**WRITTEN PROBLEM:** Using the records below, locate all lines containing "title" and return them.

** START MATERIAL FOR THE TASK **

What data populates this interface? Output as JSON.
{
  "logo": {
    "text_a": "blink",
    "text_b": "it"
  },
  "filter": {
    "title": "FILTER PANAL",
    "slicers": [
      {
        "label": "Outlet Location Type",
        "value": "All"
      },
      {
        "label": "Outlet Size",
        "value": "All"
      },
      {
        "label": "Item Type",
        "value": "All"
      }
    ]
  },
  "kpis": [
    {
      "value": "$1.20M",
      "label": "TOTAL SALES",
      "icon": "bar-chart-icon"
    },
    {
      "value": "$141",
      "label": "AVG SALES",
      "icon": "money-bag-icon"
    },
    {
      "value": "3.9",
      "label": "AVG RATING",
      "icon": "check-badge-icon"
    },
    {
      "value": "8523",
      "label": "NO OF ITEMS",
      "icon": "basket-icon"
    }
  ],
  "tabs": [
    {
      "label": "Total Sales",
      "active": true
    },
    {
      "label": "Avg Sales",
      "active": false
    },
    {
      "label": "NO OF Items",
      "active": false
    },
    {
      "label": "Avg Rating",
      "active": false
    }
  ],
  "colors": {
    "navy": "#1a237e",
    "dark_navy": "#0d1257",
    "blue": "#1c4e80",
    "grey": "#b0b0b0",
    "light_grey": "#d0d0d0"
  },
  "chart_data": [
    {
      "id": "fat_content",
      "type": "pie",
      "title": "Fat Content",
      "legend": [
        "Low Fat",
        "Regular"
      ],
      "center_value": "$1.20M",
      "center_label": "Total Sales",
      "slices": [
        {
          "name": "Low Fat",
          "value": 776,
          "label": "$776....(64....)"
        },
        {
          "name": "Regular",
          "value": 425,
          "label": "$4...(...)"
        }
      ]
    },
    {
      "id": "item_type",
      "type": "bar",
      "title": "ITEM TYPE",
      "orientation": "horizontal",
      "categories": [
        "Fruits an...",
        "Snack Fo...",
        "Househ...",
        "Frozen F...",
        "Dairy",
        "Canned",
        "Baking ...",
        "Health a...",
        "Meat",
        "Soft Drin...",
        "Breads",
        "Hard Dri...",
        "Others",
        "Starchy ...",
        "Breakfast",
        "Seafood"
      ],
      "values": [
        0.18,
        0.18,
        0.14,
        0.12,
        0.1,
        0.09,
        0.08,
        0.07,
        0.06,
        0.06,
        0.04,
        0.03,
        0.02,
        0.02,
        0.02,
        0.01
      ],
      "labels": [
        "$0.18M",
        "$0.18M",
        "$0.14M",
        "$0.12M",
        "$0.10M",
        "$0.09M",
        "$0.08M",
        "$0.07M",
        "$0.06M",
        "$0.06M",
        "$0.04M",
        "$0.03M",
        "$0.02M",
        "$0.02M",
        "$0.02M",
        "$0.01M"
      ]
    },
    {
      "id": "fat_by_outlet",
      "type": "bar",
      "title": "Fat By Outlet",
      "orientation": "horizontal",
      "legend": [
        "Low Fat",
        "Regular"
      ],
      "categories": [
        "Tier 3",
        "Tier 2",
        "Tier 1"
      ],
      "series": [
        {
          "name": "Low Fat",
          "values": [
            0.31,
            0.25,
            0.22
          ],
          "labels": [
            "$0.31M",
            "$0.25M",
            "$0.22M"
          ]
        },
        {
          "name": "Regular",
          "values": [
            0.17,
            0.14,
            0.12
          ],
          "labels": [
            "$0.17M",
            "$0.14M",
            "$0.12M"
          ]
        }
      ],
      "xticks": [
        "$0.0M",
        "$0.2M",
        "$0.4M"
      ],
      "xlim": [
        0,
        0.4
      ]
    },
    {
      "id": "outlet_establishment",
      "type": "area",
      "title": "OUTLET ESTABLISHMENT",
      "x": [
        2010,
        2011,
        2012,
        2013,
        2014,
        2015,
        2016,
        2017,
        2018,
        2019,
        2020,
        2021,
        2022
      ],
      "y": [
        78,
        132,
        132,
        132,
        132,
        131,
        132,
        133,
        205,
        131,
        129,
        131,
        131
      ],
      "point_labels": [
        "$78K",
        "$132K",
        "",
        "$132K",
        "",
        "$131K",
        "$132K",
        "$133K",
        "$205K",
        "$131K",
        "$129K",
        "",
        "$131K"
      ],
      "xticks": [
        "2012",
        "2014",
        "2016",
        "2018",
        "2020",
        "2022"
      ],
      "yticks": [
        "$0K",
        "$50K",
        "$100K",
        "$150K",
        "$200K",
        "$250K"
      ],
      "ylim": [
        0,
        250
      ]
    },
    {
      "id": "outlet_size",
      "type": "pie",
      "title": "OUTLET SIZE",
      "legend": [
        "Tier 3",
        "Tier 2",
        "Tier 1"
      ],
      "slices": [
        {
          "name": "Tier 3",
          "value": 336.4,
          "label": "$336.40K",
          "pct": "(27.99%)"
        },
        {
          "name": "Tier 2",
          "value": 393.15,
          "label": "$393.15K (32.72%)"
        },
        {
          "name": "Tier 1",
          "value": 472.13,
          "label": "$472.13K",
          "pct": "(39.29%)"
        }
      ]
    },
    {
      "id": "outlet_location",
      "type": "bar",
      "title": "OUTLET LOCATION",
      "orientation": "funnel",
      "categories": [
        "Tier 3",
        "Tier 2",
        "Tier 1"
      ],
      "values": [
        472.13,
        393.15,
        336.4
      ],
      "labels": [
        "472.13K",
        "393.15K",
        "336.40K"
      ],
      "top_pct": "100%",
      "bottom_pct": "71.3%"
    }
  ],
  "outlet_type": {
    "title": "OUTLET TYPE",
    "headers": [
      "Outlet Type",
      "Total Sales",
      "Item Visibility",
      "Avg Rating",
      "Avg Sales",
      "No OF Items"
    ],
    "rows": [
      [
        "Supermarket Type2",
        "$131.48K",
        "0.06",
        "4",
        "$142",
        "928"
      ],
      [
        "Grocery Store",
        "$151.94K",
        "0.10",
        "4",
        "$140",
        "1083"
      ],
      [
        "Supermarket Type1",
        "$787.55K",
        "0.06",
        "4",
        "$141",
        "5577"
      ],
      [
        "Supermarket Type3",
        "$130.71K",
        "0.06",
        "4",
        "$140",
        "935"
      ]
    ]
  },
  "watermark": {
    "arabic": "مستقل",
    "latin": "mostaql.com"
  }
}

** END MATERIAL FOR THE TASK **

**RESULT OF THE EXERCISE:**
    "title": "FILTER PANAL",
      "title": "Fat Content",
      "title": "ITEM TYPE",
      "title": "Fat By Outlet",
      "title": "OUTLET ESTABLISHMENT",
      "title": "OUTLET SIZE",
      "title": "OUTLET LOCATION",
    "title": "OUTLET TYPE",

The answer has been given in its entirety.